Job> In the data below, find each line containing the string "date" and return it.

Dataset records>
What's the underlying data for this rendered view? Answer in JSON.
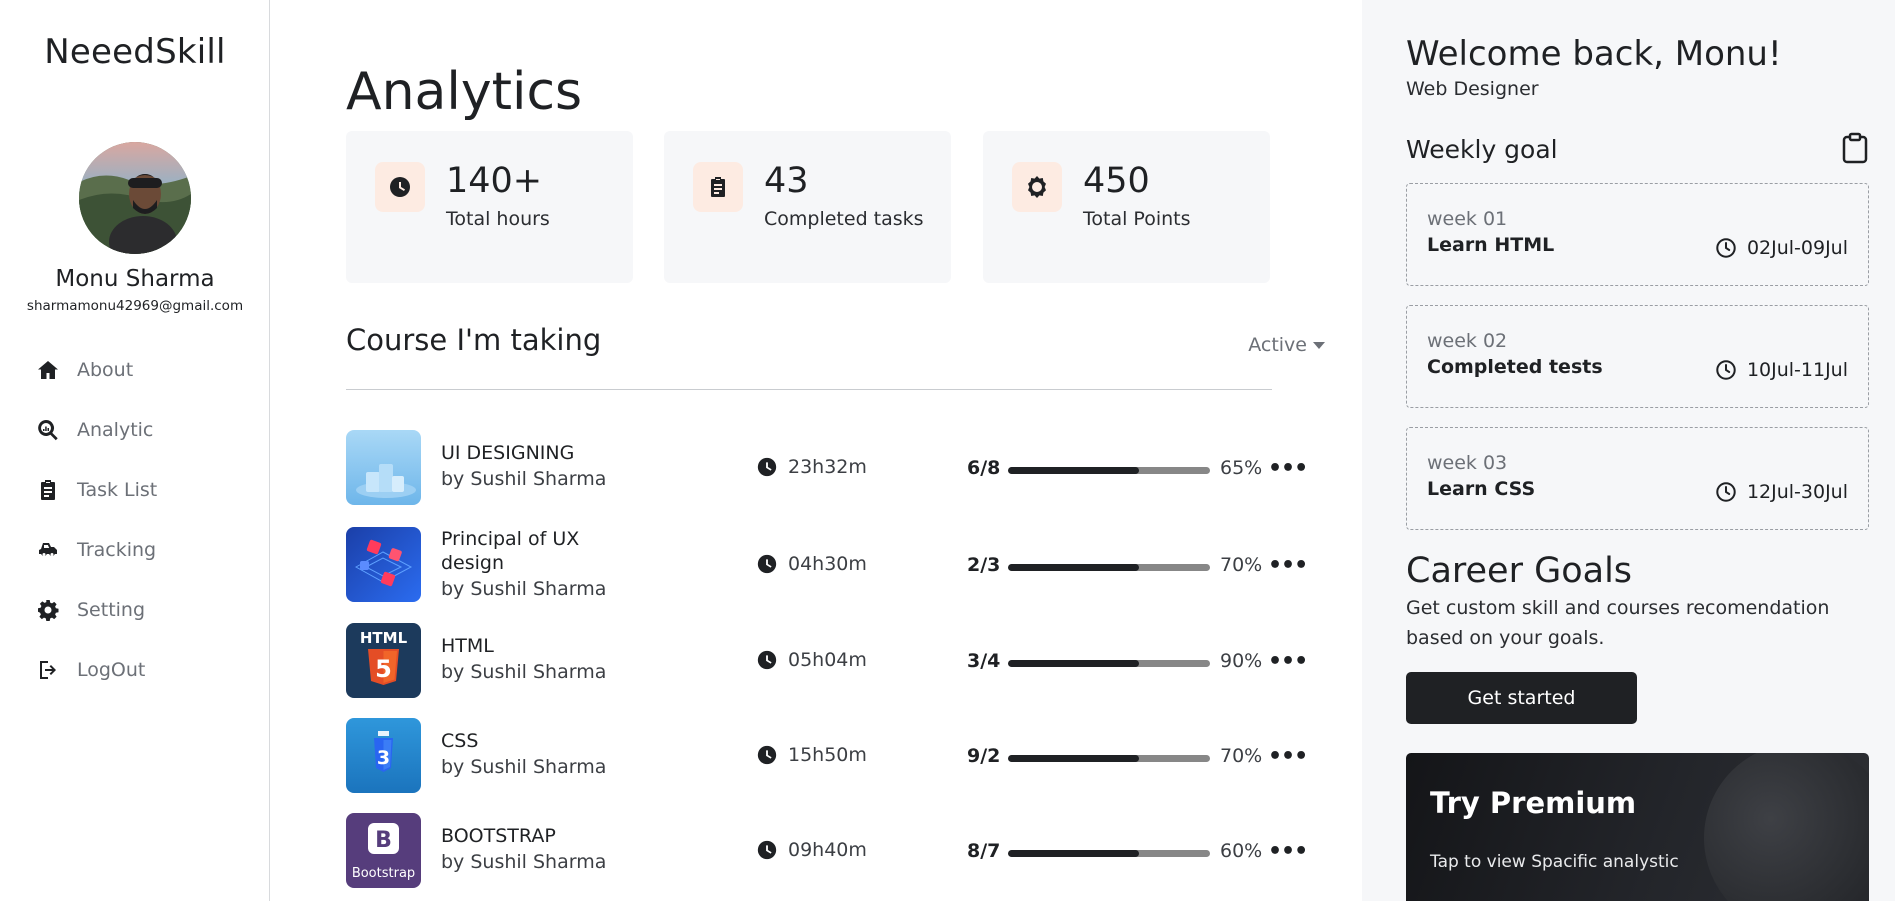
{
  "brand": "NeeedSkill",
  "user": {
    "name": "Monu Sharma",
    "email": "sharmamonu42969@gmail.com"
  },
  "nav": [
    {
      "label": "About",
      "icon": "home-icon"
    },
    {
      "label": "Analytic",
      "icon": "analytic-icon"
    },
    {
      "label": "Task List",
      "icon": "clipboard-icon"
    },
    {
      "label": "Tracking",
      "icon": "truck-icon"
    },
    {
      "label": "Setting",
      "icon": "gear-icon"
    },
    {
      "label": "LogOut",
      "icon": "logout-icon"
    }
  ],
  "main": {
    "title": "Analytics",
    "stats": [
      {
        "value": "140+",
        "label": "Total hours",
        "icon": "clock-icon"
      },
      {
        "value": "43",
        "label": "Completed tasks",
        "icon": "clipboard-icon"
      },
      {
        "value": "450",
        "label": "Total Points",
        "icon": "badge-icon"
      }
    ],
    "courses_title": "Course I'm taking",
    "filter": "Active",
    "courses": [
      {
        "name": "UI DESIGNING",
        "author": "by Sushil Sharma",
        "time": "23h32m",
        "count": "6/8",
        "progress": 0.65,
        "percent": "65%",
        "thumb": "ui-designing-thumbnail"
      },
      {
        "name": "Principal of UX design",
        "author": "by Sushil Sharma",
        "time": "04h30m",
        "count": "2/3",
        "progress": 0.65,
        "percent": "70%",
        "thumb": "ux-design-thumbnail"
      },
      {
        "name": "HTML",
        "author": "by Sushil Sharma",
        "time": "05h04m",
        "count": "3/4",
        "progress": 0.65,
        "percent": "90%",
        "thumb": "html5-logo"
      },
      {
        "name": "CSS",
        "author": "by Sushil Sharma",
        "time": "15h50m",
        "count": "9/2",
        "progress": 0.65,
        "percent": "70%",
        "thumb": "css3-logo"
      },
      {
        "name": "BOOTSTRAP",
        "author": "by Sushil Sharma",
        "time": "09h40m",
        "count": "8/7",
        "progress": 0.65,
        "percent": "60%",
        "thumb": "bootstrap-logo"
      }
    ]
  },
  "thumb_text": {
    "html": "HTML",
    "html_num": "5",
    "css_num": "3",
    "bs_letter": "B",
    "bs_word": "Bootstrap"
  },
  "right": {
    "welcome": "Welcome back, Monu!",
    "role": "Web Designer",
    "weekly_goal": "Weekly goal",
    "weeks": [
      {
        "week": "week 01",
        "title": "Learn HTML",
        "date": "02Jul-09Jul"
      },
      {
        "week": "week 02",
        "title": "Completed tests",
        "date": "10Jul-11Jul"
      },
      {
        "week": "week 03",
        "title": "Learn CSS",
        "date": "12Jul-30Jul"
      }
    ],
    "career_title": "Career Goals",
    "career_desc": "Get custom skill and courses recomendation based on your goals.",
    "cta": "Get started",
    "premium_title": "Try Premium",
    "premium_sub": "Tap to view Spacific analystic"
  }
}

--

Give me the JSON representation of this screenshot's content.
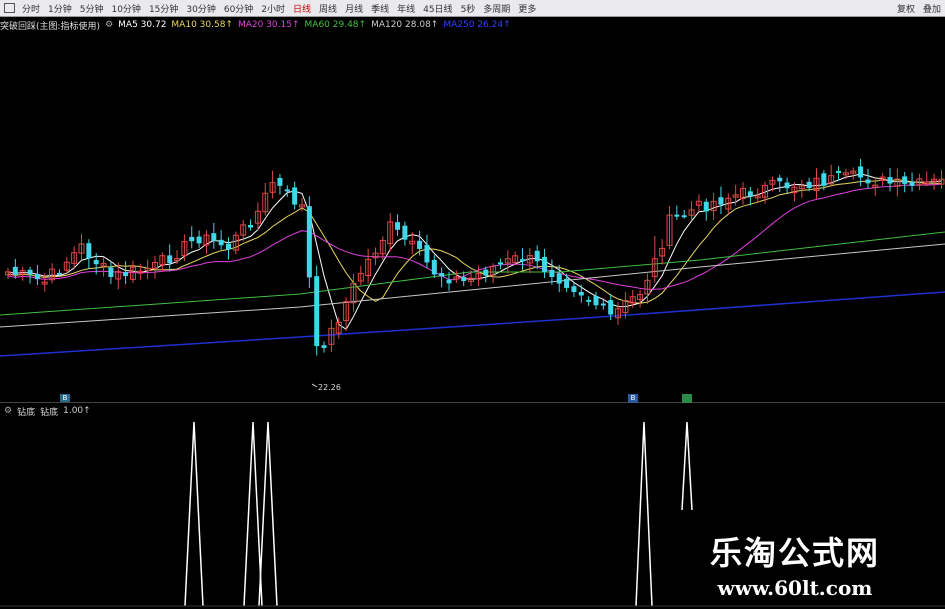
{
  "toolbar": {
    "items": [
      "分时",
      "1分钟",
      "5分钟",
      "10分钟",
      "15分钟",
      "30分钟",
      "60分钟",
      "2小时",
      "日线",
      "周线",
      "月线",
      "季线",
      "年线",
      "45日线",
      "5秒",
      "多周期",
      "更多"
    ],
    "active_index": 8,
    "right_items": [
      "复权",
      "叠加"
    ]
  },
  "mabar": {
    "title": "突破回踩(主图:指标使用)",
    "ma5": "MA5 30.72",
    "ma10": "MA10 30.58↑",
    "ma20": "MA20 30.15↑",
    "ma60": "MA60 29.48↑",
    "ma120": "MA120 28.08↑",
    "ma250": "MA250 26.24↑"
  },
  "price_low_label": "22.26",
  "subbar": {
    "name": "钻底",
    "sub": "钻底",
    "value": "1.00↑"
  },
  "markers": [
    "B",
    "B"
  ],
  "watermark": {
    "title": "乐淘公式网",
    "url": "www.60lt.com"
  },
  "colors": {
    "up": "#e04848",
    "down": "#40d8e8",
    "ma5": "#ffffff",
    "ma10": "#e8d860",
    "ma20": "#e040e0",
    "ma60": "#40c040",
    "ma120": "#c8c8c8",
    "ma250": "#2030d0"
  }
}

...

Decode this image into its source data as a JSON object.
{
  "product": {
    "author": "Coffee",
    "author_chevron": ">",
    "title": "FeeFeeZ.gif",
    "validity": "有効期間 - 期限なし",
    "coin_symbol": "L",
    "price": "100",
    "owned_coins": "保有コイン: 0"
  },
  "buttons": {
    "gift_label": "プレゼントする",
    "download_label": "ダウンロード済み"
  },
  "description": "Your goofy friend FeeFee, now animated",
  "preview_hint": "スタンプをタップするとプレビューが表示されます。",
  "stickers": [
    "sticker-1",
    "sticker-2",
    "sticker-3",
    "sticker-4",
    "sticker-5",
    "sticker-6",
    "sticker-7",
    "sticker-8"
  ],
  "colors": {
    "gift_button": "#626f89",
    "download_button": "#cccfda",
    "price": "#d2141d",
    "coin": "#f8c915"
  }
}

Reply to the task>
        "date": "02Jul-09Jul"
        "date": "10Jul-11Jul"
        "date": "12Jul-30Jul"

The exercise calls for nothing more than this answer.